Testo da leggere:
Quindi continuerò il mio viaggio entusiasmante piena del mio rinnovato senso di orgoglio di essere una donna musulmana
Sono nata in una famiglia della classe media e, come per la maggior parte dei Malay, la mia identità religiosa è intrecciata inestricabilmente con i rituali e le tradizioni culturali incastonate nella mia vita quotidiana.
I miei fratelli ed io abbiamo frequentato le classi del corano fino all’età di dodici anni e nel crescere ho visto mio padre e il mio unico fratello maschio ricevere un trattamento speciale a casa rispetto alle ragazze.
Per esempio mia madre doveva servire a mio padre il suo bicchiere d’acqua mentre se ne stava seduto a leggere i giornali o vedere la televisione anche se si sentiva stanca dopo aver cucinato tre pasti al giorno ed aver atteso alle cure di sei piccoli bambini. Cosa volesse dire essere musulmana non ha avuto un impatto su di me fino a quando non ho seguito un corso islamico a scuola quando avevo 15 anni. Dopo il corso desideravo sentirmi più vicino a Dio e perciò mi impegnai ad osservare le cinque preghiere giornaliere giornaliere senza fallire.
Volevo essere “anak solehah” perché mi fu insegnato che se non lo ero Dio avrebbe punito i miei genitori per i miei peccati. I miei professori mi indussero a credere che dovevo mettere fazzoletto sul capo, e che i miei genitori avrebbero ricevuto la maledizione di Dio, se non l’avessi fatto.
Inoltre mi fu insegnato che da buona ragazza musulmana non dovevo affermare me stessa, che il parlare a bassa voce era un requisito per non attirare troppa attenzione su di me. Secondo i miei educatori la voce, il corpo ed i capelli avevano il potere di sviare gli uomini .. se se questo portava alla loro caduta, era allora completamente un mio errore. Ovviamente dopo aver assorbito tutte queste lezioni di colpevolezza manifestavo un alto livello di pietà.

Consegne dell'esercizio:
(1) Ripeti senza modifiche tutto ciò che, nel racconto sull'identità musulmana, va da "Quindi continuerò il" giù fino a "mia vita quotidiana.".
(2) Secondo il racconto sull'identità musulmana, fino a quale età chi narra ha frequentato le classi del corano?
(3) Porta avanti il racconto sull'identità musulmana, riprendendo dal punto in cui si ferma.
I record provengono da un'altra fonte.

[Record archiviati]
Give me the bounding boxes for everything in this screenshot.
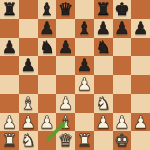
square-c6[interactable]: ♞	[38, 38, 57, 57]
piece-white-pawn: ♟	[21, 113, 36, 132]
square-d6[interactable]: ♟	[56, 38, 75, 57]
piece-black-pawn: ♟	[114, 19, 129, 38]
square-f2[interactable]: ♟	[94, 113, 113, 132]
square-h2[interactable]: ♟	[131, 113, 150, 132]
square-c1[interactable]	[38, 131, 57, 150]
square-h1[interactable]	[131, 131, 150, 150]
square-f6[interactable]: ♞	[94, 38, 113, 57]
square-a2[interactable]: ♟	[0, 113, 19, 132]
piece-black-pawn: ♟	[77, 56, 92, 75]
square-g2[interactable]: ♟	[113, 113, 132, 132]
square-f7[interactable]: ♟	[94, 19, 113, 38]
square-e3[interactable]	[75, 94, 94, 113]
square-g4[interactable]	[113, 75, 132, 94]
square-e7[interactable]: ♝	[75, 19, 94, 38]
square-e8[interactable]	[75, 0, 94, 19]
square-d7[interactable]	[56, 19, 75, 38]
square-c3[interactable]	[38, 94, 57, 113]
piece-black-pawn: ♟	[2, 38, 17, 57]
piece-white-pawn: ♟	[2, 113, 17, 132]
square-a7[interactable]	[0, 19, 19, 38]
square-g5[interactable]	[113, 56, 132, 75]
piece-black-knight: ♞	[39, 38, 54, 57]
square-h4[interactable]	[131, 75, 150, 94]
square-f4[interactable]	[94, 75, 113, 94]
square-g6[interactable]	[113, 38, 132, 57]
piece-white-pawn: ♟	[96, 113, 111, 132]
square-c4[interactable]	[38, 75, 57, 94]
square-d5[interactable]	[56, 56, 75, 75]
square-a3[interactable]	[0, 94, 19, 113]
square-b1[interactable]: ♞	[19, 131, 38, 150]
piece-white-pawn: ♟	[39, 113, 54, 132]
piece-white-queen: ♛	[58, 131, 73, 150]
square-g8[interactable]: ♚	[113, 0, 132, 19]
square-a4[interactable]	[0, 75, 19, 94]
square-h6[interactable]	[131, 38, 150, 57]
piece-black-pawn: ♟	[133, 19, 148, 38]
square-e4[interactable]: ♟	[75, 75, 94, 94]
chess-board: ♜♝♛♜♚♟♝♟♟♟♟♞♟♞♟♟♟♝♟♞♟♟♟♝♟♟♟♜♞♛♜♚	[0, 0, 150, 150]
square-c2[interactable]: ♟	[38, 113, 57, 132]
piece-black-rook: ♜	[2, 0, 17, 19]
square-e1[interactable]: ♜	[75, 131, 94, 150]
piece-black-king: ♚	[114, 0, 129, 19]
piece-black-bishop: ♝	[77, 19, 92, 38]
square-b6[interactable]	[19, 38, 38, 57]
piece-white-rook: ♜	[2, 131, 17, 150]
piece-white-pawn: ♟	[77, 75, 92, 94]
piece-white-knight: ♞	[96, 94, 111, 113]
square-h7[interactable]: ♟	[131, 19, 150, 38]
square-a1[interactable]: ♜	[0, 131, 19, 150]
square-c7[interactable]: ♟	[38, 19, 57, 38]
piece-black-bishop: ♝	[39, 0, 54, 19]
square-f8[interactable]: ♜	[94, 0, 113, 19]
piece-white-pawn: ♟	[58, 94, 73, 113]
square-e5[interactable]: ♟	[75, 56, 94, 75]
square-b4[interactable]	[19, 75, 38, 94]
piece-black-pawn: ♟	[21, 56, 36, 75]
square-d1[interactable]: ♛	[56, 131, 75, 150]
piece-black-pawn: ♟	[39, 19, 54, 38]
piece-white-bishop: ♝	[21, 94, 36, 113]
square-h8[interactable]	[131, 0, 150, 19]
piece-white-knight: ♞	[21, 131, 36, 150]
square-g3[interactable]	[113, 94, 132, 113]
square-d4[interactable]	[56, 75, 75, 94]
piece-black-queen: ♛	[58, 0, 73, 19]
piece-black-pawn: ♟	[58, 38, 73, 57]
square-b2[interactable]: ♟	[19, 113, 38, 132]
square-f3[interactable]: ♞	[94, 94, 113, 113]
piece-black-pawn: ♟	[96, 19, 111, 38]
square-h3[interactable]	[131, 94, 150, 113]
square-b3[interactable]: ♝	[19, 94, 38, 113]
square-e2[interactable]	[75, 113, 94, 132]
piece-white-pawn: ♟	[114, 113, 129, 132]
square-g7[interactable]: ♟	[113, 19, 132, 38]
piece-white-rook: ♜	[77, 131, 92, 150]
square-a8[interactable]: ♜	[0, 0, 19, 19]
piece-white-king: ♚	[114, 131, 129, 150]
square-a6[interactable]: ♟	[0, 38, 19, 57]
square-b7[interactable]	[19, 19, 38, 38]
piece-white-pawn: ♟	[133, 113, 148, 132]
square-e6[interactable]	[75, 38, 94, 57]
square-c8[interactable]: ♝	[38, 0, 57, 19]
square-b8[interactable]	[19, 0, 38, 19]
square-c5[interactable]	[38, 56, 57, 75]
square-d2[interactable]: ♝	[56, 113, 75, 132]
square-f1[interactable]	[94, 131, 113, 150]
chess-board-wrapper: ♜♝♛♜♚♟♝♟♟♟♟♞♟♞♟♟♟♝♟♞♟♟♟♝♟♟♟♜♞♛♜♚	[0, 0, 150, 150]
square-g1[interactable]: ♚	[113, 131, 132, 150]
square-h5[interactable]	[131, 56, 150, 75]
piece-black-knight: ♞	[96, 38, 111, 57]
square-b5[interactable]: ♟	[19, 56, 38, 75]
square-d8[interactable]: ♛	[56, 0, 75, 19]
piece-black-rook: ♜	[96, 0, 111, 19]
square-a5[interactable]	[0, 56, 19, 75]
square-d3[interactable]: ♟	[56, 94, 75, 113]
square-f5[interactable]	[94, 56, 113, 75]
piece-white-bishop: ♝	[58, 113, 73, 132]
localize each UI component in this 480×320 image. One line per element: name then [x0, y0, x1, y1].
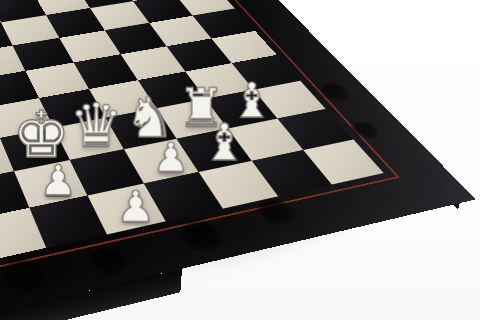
- square-g3: ♝: [206, 90, 278, 129]
- photo-scene: ♟♟♟♝♚♛♞♜♝♟♟♟♝♟: [0, 0, 480, 320]
- piece-reflection: [84, 244, 133, 279]
- square-g2: [228, 119, 304, 161]
- chessboard: ♟♟♟♝♚♛♞♜♝♟♟♟♝♟: [0, 0, 476, 320]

Risposte scritte:
(1)
Quindi continuerò il mio viaggio entusiasmante piena del mio rinnovato senso di orgoglio di essere una donna musulmana
Sono nata in una famiglia della classe media e, come per la maggior parte dei Malay, la mia identità religiosa è intrecciata inestricabilmente con i rituali e le tradizioni culturali incastonate nella mia vita quotidiana.

(2) Fino all'età di dodici anni.

(3)
Volevo essere vista come una buona donna musulmana devota, che obbedivo ai miei educatori quando insitevano che abbandonassi tutte le attività che amavo: in particolare le attività sportive e la partecipazione ad un gruppo di scout. Mi fu detto anche di rendere minimi i contatti con gli amici intimi che non fossero musulmani!
Per vincere il gap sociale mi immersi nella lettura di libri di religione, frequentai corsi che approfondirono la mia conoscenza e cercavo consolazione nella preghiera. Idolizzavo gli studiosi musulmani e gli autori quali Maududi, Maryam Jameelah, Hassan al-Banna, Hassan Turabi, and Sayed Qutb ed altri e cercavo persino risposte rivolgendomi alle lezione imparite da alcuni gruppi di giovani musulmani popolari durante la mia gioventù.
Mi imbattei nella conoscenza vera solo in seguito quando studiai legge all’Università Internazionale Islamica ad Islamabad in Pakistan. Imparai della grande diversità esistente nella giurisprudenza islamica e fui piacevolmente sorpresa di scoprire che le differenze di opinione tra gli ulama erano celebrate, che queste opinioni differenti non erano mal viste né i proponenti perseguitati.
Eppure scoppiavo di tante domande specialmente quando si giungeva al problema dell’eredità: perché un figlio maschio dovrebbe avere il doppio di dote di una figlia anche se era la figlia che aveva sostenuto e badato ai genitori durante il corso della loro vita?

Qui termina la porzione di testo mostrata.